_Set task_
Write out the lines of the material below verbatim, from the line with "i need the location" to the line with "brand-name: JFRESH HOCKEY", inclusive.
start Data extract
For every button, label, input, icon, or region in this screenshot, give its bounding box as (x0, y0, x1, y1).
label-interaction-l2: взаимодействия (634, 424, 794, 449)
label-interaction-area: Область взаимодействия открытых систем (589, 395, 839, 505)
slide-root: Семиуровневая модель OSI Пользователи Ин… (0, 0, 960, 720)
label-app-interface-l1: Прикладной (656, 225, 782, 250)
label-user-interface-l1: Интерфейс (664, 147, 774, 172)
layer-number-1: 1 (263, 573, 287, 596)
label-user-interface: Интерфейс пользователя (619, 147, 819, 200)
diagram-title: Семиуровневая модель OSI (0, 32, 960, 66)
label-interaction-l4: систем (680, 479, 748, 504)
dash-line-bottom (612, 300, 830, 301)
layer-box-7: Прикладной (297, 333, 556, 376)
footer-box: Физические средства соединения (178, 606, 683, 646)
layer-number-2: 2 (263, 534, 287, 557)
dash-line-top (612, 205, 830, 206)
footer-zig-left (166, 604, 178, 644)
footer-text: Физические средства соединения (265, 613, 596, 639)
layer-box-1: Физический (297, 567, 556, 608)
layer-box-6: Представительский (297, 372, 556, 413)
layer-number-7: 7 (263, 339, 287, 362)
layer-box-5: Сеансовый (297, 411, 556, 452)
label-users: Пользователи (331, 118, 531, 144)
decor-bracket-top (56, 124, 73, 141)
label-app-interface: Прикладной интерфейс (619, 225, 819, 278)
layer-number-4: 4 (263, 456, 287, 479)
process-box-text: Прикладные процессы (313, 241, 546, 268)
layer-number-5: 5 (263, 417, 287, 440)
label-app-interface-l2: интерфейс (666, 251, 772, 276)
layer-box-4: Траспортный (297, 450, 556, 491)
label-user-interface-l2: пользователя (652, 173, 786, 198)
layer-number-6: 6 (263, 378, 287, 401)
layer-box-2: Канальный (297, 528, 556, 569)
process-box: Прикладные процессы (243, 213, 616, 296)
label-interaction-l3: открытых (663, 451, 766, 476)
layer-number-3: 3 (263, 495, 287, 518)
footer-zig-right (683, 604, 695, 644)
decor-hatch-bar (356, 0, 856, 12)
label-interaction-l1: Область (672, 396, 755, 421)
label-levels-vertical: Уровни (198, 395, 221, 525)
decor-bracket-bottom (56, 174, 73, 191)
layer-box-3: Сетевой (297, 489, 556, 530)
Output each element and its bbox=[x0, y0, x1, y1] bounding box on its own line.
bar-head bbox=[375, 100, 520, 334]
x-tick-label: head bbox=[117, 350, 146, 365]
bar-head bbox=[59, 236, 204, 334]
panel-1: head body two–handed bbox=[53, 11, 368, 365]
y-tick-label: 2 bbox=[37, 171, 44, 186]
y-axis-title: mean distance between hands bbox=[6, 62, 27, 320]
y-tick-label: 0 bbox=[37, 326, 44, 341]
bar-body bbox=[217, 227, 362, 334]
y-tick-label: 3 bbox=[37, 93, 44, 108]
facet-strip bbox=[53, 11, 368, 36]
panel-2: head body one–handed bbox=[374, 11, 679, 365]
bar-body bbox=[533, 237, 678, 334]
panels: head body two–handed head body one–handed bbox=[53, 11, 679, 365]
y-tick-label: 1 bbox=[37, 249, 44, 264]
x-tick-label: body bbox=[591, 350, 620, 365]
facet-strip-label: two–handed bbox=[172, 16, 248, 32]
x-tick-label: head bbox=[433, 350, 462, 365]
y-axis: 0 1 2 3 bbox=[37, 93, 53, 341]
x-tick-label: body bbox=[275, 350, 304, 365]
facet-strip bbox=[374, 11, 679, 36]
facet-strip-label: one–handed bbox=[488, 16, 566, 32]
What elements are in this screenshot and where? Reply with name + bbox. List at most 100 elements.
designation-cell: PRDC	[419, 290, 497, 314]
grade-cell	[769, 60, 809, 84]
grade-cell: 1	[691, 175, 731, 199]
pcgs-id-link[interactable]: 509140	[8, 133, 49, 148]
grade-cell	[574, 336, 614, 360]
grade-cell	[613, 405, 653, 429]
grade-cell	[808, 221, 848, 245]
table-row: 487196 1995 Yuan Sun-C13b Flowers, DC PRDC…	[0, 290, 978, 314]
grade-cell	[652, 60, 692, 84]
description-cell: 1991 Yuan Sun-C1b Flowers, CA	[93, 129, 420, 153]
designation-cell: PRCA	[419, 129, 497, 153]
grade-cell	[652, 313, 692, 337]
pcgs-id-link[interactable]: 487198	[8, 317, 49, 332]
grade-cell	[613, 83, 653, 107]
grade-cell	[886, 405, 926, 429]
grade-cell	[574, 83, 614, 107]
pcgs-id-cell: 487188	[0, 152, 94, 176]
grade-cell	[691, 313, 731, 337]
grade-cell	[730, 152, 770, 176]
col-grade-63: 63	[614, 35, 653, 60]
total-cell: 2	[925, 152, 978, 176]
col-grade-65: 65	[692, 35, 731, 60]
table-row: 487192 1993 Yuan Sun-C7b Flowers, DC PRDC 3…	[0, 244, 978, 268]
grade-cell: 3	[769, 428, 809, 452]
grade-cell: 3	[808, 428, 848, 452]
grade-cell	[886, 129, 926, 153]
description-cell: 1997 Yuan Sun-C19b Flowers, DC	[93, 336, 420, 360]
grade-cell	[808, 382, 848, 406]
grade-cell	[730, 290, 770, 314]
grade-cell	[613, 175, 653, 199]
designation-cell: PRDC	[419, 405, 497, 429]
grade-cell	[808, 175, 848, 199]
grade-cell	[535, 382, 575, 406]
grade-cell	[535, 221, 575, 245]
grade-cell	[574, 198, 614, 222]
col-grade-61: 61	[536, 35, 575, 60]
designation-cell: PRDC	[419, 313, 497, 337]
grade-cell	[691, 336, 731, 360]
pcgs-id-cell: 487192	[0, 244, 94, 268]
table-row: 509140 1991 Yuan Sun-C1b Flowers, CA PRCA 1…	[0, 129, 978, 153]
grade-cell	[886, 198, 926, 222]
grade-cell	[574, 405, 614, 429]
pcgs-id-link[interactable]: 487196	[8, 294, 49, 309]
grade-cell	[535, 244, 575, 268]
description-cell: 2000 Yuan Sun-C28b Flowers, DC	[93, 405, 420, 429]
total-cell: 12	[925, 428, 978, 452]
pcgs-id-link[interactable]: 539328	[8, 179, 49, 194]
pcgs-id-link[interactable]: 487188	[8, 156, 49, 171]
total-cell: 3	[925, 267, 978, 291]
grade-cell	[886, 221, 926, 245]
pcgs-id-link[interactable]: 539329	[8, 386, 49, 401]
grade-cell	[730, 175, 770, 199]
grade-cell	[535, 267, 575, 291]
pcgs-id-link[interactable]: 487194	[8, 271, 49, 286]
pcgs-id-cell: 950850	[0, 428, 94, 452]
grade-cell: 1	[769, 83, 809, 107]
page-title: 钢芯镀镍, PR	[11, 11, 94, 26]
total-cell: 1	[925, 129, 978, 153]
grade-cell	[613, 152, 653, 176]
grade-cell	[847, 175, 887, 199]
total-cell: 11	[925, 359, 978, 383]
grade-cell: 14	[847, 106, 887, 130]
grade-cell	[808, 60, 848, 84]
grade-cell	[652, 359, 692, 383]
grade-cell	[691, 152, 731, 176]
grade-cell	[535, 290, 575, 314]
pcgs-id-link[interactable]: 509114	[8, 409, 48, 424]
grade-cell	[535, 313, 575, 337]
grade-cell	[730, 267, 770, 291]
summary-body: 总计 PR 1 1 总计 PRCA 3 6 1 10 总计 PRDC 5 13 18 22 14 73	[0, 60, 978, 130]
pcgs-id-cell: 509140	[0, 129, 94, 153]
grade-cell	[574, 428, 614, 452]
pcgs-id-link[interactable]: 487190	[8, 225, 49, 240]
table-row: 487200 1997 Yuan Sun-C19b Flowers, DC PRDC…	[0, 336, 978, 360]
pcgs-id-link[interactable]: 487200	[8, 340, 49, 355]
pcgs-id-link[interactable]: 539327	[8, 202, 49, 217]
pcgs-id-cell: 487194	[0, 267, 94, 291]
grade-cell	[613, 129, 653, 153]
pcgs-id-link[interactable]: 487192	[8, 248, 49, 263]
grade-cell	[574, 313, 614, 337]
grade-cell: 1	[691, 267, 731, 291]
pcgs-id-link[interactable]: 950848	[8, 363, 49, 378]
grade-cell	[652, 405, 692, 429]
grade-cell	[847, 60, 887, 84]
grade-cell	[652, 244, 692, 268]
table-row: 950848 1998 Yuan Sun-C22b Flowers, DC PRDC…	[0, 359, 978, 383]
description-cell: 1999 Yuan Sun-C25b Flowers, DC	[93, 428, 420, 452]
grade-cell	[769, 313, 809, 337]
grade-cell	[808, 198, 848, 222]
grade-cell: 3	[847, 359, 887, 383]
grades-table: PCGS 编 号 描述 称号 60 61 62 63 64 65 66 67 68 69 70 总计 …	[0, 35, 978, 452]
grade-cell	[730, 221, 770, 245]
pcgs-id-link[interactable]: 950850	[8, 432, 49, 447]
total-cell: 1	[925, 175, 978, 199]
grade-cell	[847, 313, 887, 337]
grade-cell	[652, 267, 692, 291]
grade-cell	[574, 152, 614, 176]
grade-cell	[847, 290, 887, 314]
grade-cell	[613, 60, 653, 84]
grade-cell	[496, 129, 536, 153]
end Data extract
start Data extract
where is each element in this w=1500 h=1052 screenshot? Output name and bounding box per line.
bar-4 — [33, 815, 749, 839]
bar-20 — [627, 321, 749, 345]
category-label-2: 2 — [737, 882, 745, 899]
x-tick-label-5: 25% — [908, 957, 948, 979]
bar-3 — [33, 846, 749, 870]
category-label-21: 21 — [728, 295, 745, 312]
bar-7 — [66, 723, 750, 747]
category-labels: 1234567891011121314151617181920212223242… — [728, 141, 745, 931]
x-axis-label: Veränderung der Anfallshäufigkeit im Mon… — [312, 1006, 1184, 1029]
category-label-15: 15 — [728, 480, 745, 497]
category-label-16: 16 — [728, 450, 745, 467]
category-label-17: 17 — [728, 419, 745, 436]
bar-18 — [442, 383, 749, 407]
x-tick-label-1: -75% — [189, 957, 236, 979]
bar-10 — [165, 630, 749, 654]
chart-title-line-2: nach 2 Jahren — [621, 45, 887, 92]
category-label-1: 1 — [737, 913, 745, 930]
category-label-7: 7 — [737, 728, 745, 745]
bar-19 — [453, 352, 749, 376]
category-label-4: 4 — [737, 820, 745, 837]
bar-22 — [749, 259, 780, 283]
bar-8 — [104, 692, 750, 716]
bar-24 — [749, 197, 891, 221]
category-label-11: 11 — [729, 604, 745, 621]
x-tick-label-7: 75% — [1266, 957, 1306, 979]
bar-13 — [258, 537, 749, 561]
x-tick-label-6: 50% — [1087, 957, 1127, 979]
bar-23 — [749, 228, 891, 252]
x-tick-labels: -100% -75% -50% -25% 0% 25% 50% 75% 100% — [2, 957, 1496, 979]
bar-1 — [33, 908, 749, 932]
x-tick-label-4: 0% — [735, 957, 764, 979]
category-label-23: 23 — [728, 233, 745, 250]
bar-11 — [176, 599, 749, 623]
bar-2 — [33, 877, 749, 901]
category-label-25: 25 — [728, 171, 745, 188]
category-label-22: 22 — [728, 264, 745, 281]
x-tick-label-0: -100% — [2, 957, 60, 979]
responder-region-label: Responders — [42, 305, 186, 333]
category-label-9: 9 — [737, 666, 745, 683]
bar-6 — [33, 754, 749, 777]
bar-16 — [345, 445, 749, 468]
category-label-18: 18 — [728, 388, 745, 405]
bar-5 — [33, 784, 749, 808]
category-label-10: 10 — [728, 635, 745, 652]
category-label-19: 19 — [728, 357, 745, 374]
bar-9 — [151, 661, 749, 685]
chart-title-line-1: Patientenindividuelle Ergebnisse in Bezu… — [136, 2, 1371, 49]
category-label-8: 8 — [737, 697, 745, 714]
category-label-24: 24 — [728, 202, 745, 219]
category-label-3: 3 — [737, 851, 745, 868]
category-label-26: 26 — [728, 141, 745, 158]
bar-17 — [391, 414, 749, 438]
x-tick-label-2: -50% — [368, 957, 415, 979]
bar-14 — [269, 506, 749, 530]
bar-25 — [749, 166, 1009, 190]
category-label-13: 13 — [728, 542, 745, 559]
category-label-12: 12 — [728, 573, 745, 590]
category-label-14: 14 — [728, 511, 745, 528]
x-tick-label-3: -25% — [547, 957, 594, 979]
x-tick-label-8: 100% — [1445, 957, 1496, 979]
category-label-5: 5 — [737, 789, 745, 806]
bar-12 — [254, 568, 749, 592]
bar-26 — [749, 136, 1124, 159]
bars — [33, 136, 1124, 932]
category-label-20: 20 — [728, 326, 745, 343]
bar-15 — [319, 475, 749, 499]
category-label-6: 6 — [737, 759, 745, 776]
end Data extract
start Data extract
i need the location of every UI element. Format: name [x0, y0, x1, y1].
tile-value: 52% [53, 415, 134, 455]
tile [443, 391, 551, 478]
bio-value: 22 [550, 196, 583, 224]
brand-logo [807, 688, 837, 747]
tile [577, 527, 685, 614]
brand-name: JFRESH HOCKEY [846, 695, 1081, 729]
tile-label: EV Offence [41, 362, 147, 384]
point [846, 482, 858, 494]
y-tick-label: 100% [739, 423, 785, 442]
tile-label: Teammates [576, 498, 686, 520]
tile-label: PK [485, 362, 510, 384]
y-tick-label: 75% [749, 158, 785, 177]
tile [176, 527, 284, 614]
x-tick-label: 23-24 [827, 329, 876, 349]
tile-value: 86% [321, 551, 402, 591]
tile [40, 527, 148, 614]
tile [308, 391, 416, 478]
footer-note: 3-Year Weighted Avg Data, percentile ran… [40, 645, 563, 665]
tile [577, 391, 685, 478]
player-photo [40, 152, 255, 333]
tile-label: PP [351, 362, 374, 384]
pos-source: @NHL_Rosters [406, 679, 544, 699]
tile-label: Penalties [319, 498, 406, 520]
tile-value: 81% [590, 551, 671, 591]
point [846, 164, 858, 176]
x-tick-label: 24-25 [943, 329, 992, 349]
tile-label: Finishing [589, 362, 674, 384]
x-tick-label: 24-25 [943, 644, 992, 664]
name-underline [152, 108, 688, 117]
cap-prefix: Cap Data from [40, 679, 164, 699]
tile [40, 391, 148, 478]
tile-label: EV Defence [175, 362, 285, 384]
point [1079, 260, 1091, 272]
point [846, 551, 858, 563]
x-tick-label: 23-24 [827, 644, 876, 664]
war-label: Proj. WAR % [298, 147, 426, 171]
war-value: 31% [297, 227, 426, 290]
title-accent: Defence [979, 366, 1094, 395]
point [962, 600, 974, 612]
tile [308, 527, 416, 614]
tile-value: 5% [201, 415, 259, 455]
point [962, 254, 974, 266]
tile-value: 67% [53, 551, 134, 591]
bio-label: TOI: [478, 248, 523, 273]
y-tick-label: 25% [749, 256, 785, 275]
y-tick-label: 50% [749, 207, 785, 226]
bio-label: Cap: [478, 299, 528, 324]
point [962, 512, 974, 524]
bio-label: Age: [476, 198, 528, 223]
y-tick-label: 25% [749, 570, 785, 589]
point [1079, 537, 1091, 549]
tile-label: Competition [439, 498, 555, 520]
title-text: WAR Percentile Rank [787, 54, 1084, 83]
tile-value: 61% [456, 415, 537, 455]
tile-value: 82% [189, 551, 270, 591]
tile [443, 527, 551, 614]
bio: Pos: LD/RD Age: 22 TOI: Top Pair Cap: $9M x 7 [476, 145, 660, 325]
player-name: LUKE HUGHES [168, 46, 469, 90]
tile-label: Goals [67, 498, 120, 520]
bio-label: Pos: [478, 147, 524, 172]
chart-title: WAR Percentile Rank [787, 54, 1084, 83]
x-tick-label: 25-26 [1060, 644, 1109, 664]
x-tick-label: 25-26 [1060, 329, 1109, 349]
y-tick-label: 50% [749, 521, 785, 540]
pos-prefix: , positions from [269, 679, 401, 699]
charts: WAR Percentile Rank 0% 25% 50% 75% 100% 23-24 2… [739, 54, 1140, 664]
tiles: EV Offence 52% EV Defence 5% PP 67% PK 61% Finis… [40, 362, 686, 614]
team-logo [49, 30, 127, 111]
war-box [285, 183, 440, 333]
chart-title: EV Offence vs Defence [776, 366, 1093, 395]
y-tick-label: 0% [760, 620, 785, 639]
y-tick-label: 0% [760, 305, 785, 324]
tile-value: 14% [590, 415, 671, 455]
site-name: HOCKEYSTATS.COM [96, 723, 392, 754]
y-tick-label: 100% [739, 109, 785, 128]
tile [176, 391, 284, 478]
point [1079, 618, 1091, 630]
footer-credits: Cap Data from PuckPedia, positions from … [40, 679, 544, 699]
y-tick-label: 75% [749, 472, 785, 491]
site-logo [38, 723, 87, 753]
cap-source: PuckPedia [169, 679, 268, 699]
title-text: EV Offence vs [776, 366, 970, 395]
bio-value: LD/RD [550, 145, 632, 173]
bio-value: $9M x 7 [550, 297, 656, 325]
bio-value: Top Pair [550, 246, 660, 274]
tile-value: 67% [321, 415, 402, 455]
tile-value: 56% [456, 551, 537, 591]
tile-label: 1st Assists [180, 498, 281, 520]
end Data extract
_Task solution_
i need the location of every UI element. Format: name [x0, y0, x1, y1].
tile-value: 52% [53, 415, 134, 455]
tile [443, 391, 551, 478]
bio-value: 22 [550, 196, 583, 224]
brand-logo [807, 688, 837, 747]
tile [577, 527, 685, 614]
brand-name: JFRESH HOCKEY [846, 695, 1081, 729]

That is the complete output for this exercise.